_SHORT PROBLEM_:
Identify the lines containing the word "wynosi". Copy each one.
================================
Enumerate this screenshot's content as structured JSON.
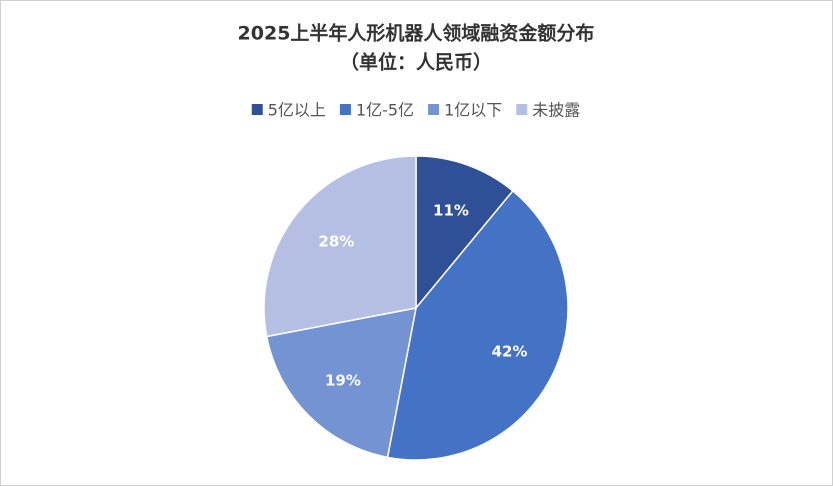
{
  "chart_data": {
    "type": "pie",
    "title": "2025上半年人形机器人领域融资金额分布",
    "subtitle": "（单位：人民币）",
    "categories": [
      "5亿以上",
      "1亿-5亿",
      "1亿以下",
      "未披露"
    ],
    "values": [
      11,
      42,
      19,
      28
    ],
    "value_labels": [
      "11%",
      "42%",
      "19%",
      "28%"
    ],
    "colors": [
      "#2f5097",
      "#4472c4",
      "#7493d3",
      "#b4bfe3"
    ],
    "legend": "top"
  }
}
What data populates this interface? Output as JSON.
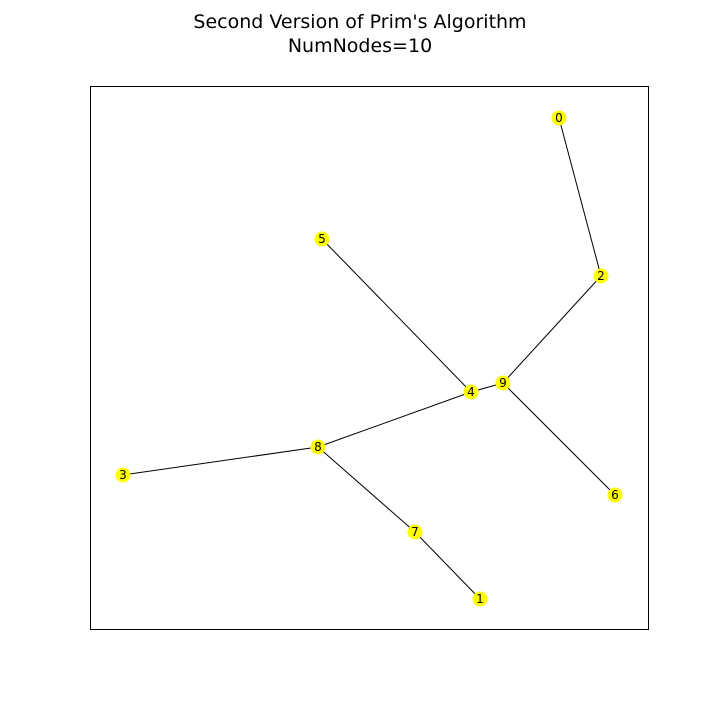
{
  "title": {
    "line1": "Second Version of Prim's Algorithm",
    "line2": "NumNodes=10"
  },
  "graph": {
    "node_color": "#ffff00",
    "edge_color": "#000000",
    "nodes": [
      {
        "id": "0",
        "label": "0"
      },
      {
        "id": "1",
        "label": "1"
      },
      {
        "id": "2",
        "label": "2"
      },
      {
        "id": "3",
        "label": "3"
      },
      {
        "id": "4",
        "label": "4"
      },
      {
        "id": "5",
        "label": "5"
      },
      {
        "id": "6",
        "label": "6"
      },
      {
        "id": "7",
        "label": "7"
      },
      {
        "id": "8",
        "label": "8"
      },
      {
        "id": "9",
        "label": "9"
      }
    ],
    "edges": [
      [
        "0",
        "2"
      ],
      [
        "2",
        "9"
      ],
      [
        "9",
        "4"
      ],
      [
        "9",
        "6"
      ],
      [
        "4",
        "5"
      ],
      [
        "4",
        "8"
      ],
      [
        "8",
        "3"
      ],
      [
        "8",
        "7"
      ],
      [
        "7",
        "1"
      ]
    ]
  }
}
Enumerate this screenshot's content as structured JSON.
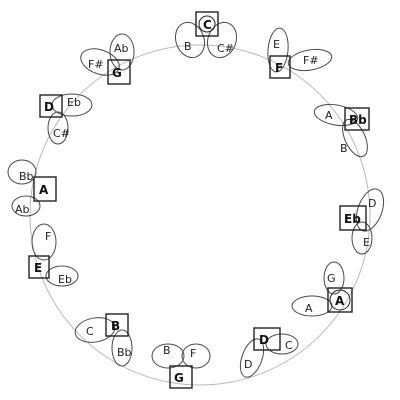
{
  "nodes": [
    {
      "id": "top",
      "main": "C",
      "left": "B",
      "right": "C#"
    },
    {
      "id": "upper-right",
      "main": "F",
      "top": "E",
      "right": "F#"
    },
    {
      "id": "right-top",
      "main": "Bb",
      "left": "A",
      "bottom": "B"
    },
    {
      "id": "right",
      "main": "Eb",
      "top": "D",
      "bottom": "E"
    },
    {
      "id": "lower-right",
      "main": "A",
      "top": "G",
      "left": "A"
    },
    {
      "id": "bottom-right",
      "main": "D",
      "left": "D",
      "right": "C"
    },
    {
      "id": "bottom",
      "main": "G",
      "left": "G",
      "top": "F",
      "extra": "B"
    },
    {
      "id": "lower-left",
      "main": "B",
      "left": "C",
      "bottom": "Bb"
    },
    {
      "id": "left-bottom",
      "main": "E",
      "top": "F",
      "right": "Eb"
    },
    {
      "id": "left",
      "main": "A",
      "top": "Bb",
      "bottom": "Ab"
    },
    {
      "id": "upper-left",
      "main": "D",
      "right": "Eb",
      "bottom": "C#"
    },
    {
      "id": "top-left",
      "main": "G",
      "left": "F#",
      "top": "Ab"
    }
  ]
}
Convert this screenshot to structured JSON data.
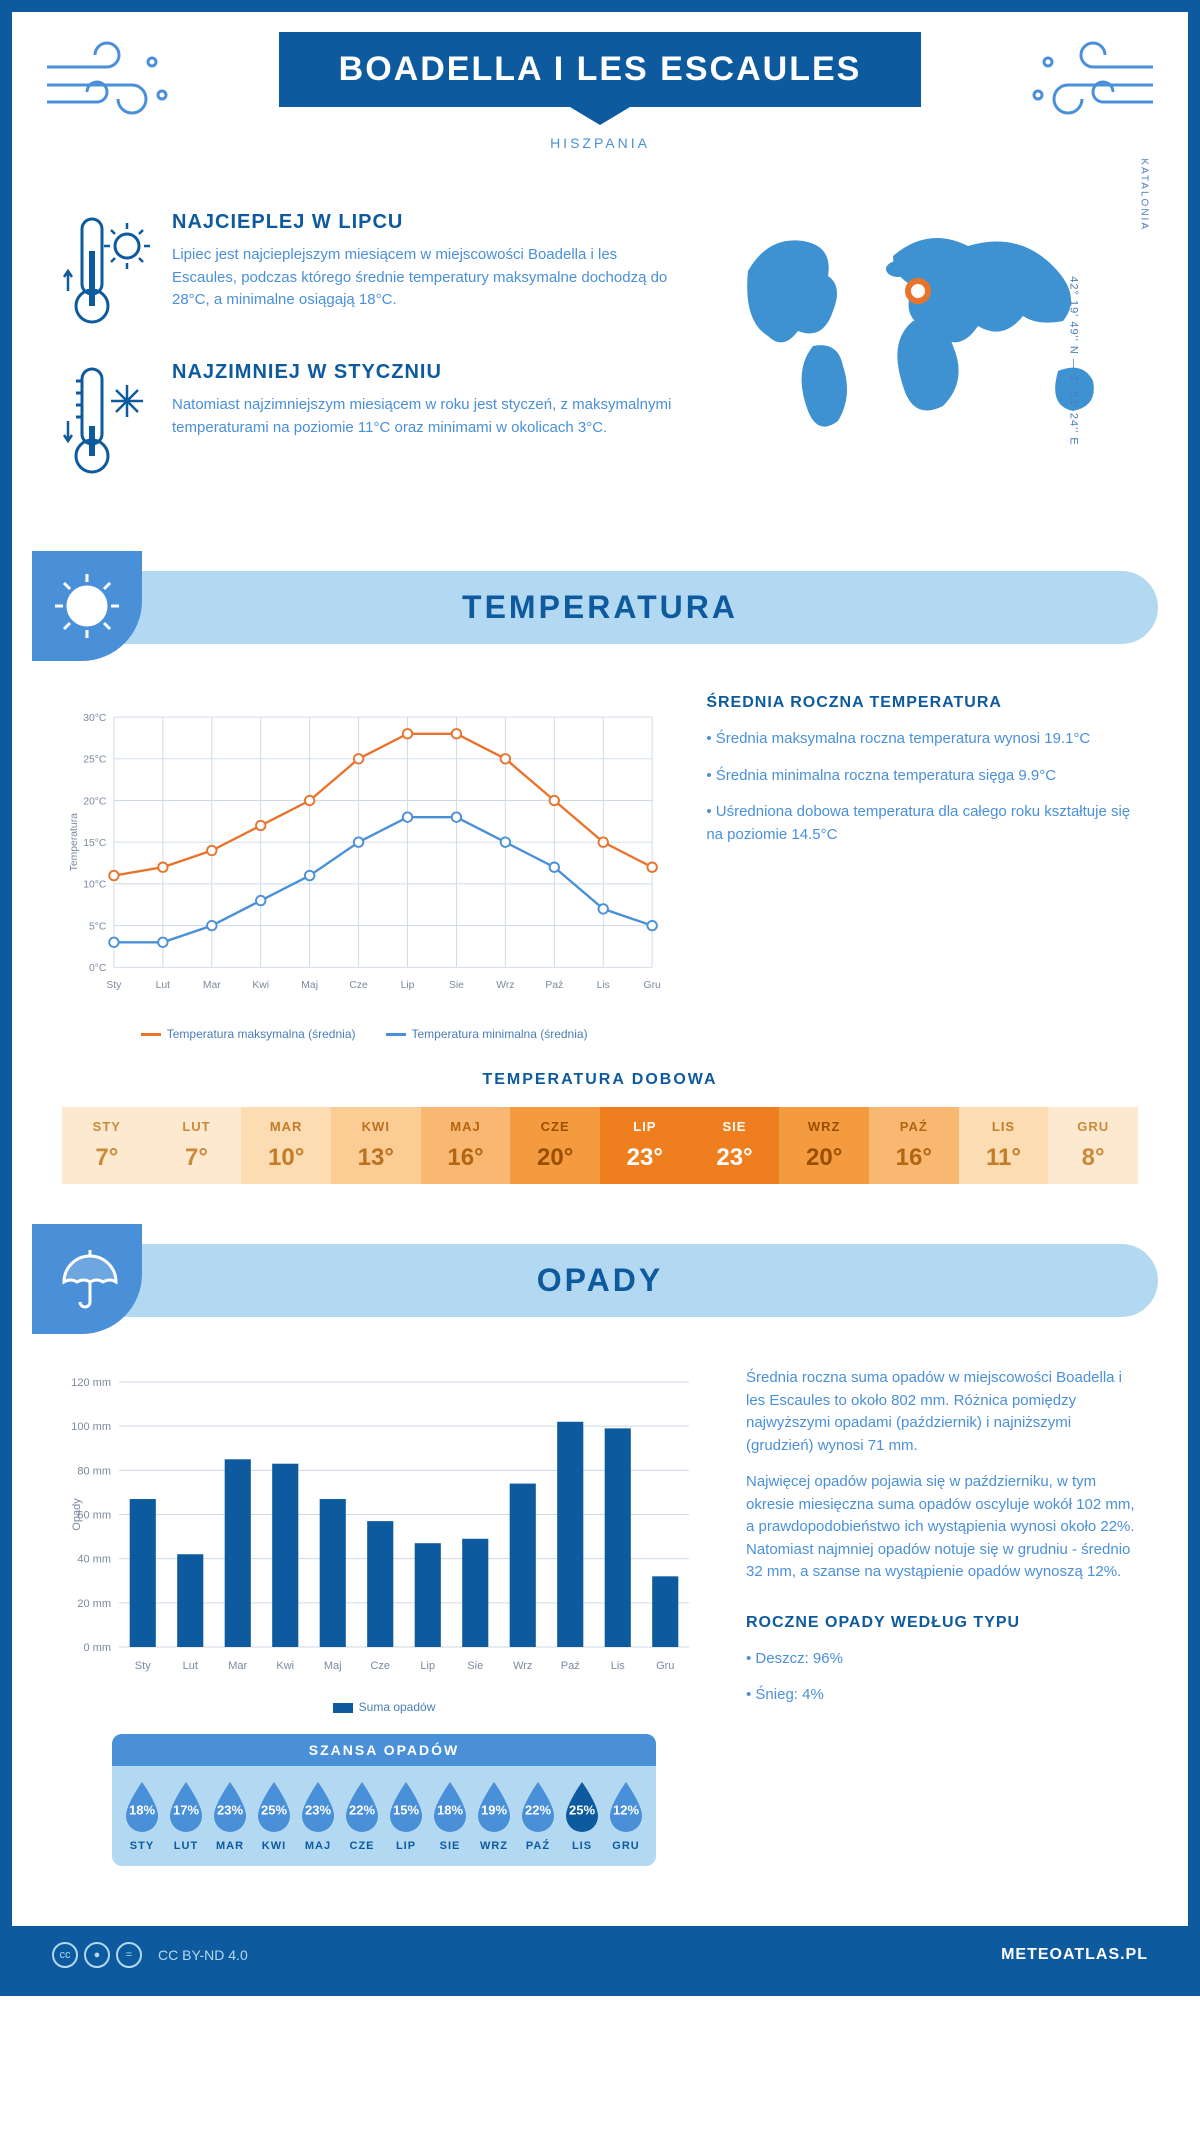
{
  "header": {
    "title": "BOADELLA I LES ESCAULES",
    "subtitle": "HISZPANIA"
  },
  "overview": {
    "warmest": {
      "heading": "NAJCIEPLEJ W LIPCU",
      "text": "Lipiec jest najcieplejszym miesiącem w miejscowości Boadella i les Escaules, podczas którego średnie temperatury maksymalne dochodzą do 28°C, a minimalne osiągają 18°C."
    },
    "coldest": {
      "heading": "NAJZIMNIEJ W STYCZNIU",
      "text": "Natomiast najzimniejszym miesiącem w roku jest styczeń, z maksymalnymi temperaturami na poziomie 11°C oraz minimami w okolicach 3°C."
    },
    "region": "KATALONIA",
    "coords": "42° 19' 49'' N — 2° 51' 24'' E"
  },
  "colors": {
    "primary": "#0d5a9e",
    "light_blue": "#4a90d9",
    "pale_blue": "#b3d9f2",
    "orange": "#e8742c",
    "grid": "#cfd9e5",
    "white": "#ffffff"
  },
  "temperature": {
    "section_title": "TEMPERATURA",
    "chart": {
      "type": "line",
      "ylabel": "Temperatura",
      "ylim": [
        0,
        30
      ],
      "ytick_step": 5,
      "ytick_suffix": "°C",
      "months": [
        "Sty",
        "Lut",
        "Mar",
        "Kwi",
        "Maj",
        "Cze",
        "Lip",
        "Sie",
        "Wrz",
        "Paź",
        "Lis",
        "Gru"
      ],
      "series": [
        {
          "name": "Temperatura maksymalna (średnia)",
          "color": "#e8742c",
          "values": [
            11,
            12,
            14,
            17,
            20,
            25,
            28,
            28,
            25,
            20,
            15,
            12
          ]
        },
        {
          "name": "Temperatura minimalna (średnia)",
          "color": "#4a90d9",
          "values": [
            3,
            3,
            5,
            8,
            11,
            15,
            18,
            18,
            15,
            12,
            7,
            5
          ]
        }
      ],
      "line_width": 2.5,
      "marker": "circle",
      "marker_size": 5,
      "grid_color": "#cfd9e5",
      "background": "#ffffff",
      "font_size_axis": 11
    },
    "side_heading": "ŚREDNIA ROCZNA TEMPERATURA",
    "side_bullets": [
      "Średnia maksymalna roczna temperatura wynosi 19.1°C",
      "Średnia minimalna roczna temperatura sięga 9.9°C",
      "Uśredniona dobowa temperatura dla całego roku kształtuje się na poziomie 14.5°C"
    ],
    "daily_heading": "TEMPERATURA DOBOWA",
    "daily": {
      "months": [
        "STY",
        "LUT",
        "MAR",
        "KWI",
        "MAJ",
        "CZE",
        "LIP",
        "SIE",
        "WRZ",
        "PAŹ",
        "LIS",
        "GRU"
      ],
      "values": [
        "7°",
        "7°",
        "10°",
        "13°",
        "16°",
        "20°",
        "23°",
        "23°",
        "20°",
        "16°",
        "11°",
        "8°"
      ],
      "bg_colors": [
        "#fde9cf",
        "#fde9cf",
        "#fcdcb3",
        "#fbcd95",
        "#f9b872",
        "#f49b3f",
        "#ef7f1e",
        "#ef7f1e",
        "#f49b3f",
        "#f9b872",
        "#fcdcb3",
        "#fde9cf"
      ],
      "text_colors": [
        "#c98a3a",
        "#c98a3a",
        "#c37d28",
        "#bb7220",
        "#b36512",
        "#9a4f00",
        "#ffffff",
        "#ffffff",
        "#9a4f00",
        "#b36512",
        "#c37d28",
        "#c98a3a"
      ]
    }
  },
  "rainfall": {
    "section_title": "OPADY",
    "chart": {
      "type": "bar",
      "ylabel": "Opady",
      "ylim": [
        0,
        120
      ],
      "ytick_step": 20,
      "ytick_suffix": " mm",
      "months": [
        "Sty",
        "Lut",
        "Mar",
        "Kwi",
        "Maj",
        "Cze",
        "Lip",
        "Sie",
        "Wrz",
        "Paź",
        "Lis",
        "Gru"
      ],
      "values": [
        67,
        42,
        85,
        83,
        67,
        57,
        47,
        49,
        74,
        102,
        99,
        32
      ],
      "bar_color": "#0d5a9e",
      "bar_width": 0.55,
      "grid_color": "#cfd9e5",
      "background": "#ffffff",
      "legend_label": "Suma opadów",
      "font_size_axis": 11
    },
    "side_text_1": "Średnia roczna suma opadów w miejscowości Boadella i les Escaules to około 802 mm. Różnica pomiędzy najwyższymi opadami (październik) i najniższymi (grudzień) wynosi 71 mm.",
    "side_text_2": "Najwięcej opadów pojawia się w październiku, w tym okresie miesięczna suma opadów oscyluje wokół 102 mm, a prawdopodobieństwo ich wystąpienia wynosi około 22%. Natomiast najmniej opadów notuje się w grudniu - średnio 32 mm, a szanse na wystąpienie opadów wynoszą 12%.",
    "chance_heading": "SZANSA OPADÓW",
    "chance": {
      "months": [
        "STY",
        "LUT",
        "MAR",
        "KWI",
        "MAJ",
        "CZE",
        "LIP",
        "SIE",
        "WRZ",
        "PAŹ",
        "LIS",
        "GRU"
      ],
      "pct": [
        "18%",
        "17%",
        "23%",
        "25%",
        "23%",
        "22%",
        "15%",
        "18%",
        "19%",
        "22%",
        "25%",
        "12%"
      ],
      "highlight_index": 10,
      "drop_fill": "#4a90d9",
      "drop_highlight": "#0d5a9e"
    },
    "type_heading": "ROCZNE OPADY WEDŁUG TYPU",
    "type_bullets": [
      "Deszcz: 96%",
      "Śnieg: 4%"
    ]
  },
  "footer": {
    "license": "CC BY-ND 4.0",
    "site": "METEOATLAS.PL"
  }
}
================================
_FINAL ANSWER_:
      "Średnia maksymalna roczna temperatura wynosi 19.1°C",
    "side_text_1": "Średnia roczna suma opadów w miejscowości Boadella i les Escaules to około 802 mm. Różnica pomiędzy najwyższymi opadami (październik) i najniższymi (grudzień) wynosi 71 mm.",
    "side_text_2": "Najwięcej opadów pojawia się w październiku, w tym okresie miesięczna suma opadów oscyluje wokół 102 mm, a prawdopodobieństwo ich wystąpienia wynosi około 22%. Natomiast najmniej opadów notuje się w grudniu - średnio 32 mm, a szanse na wystąpienie opadów wynoszą 12%.",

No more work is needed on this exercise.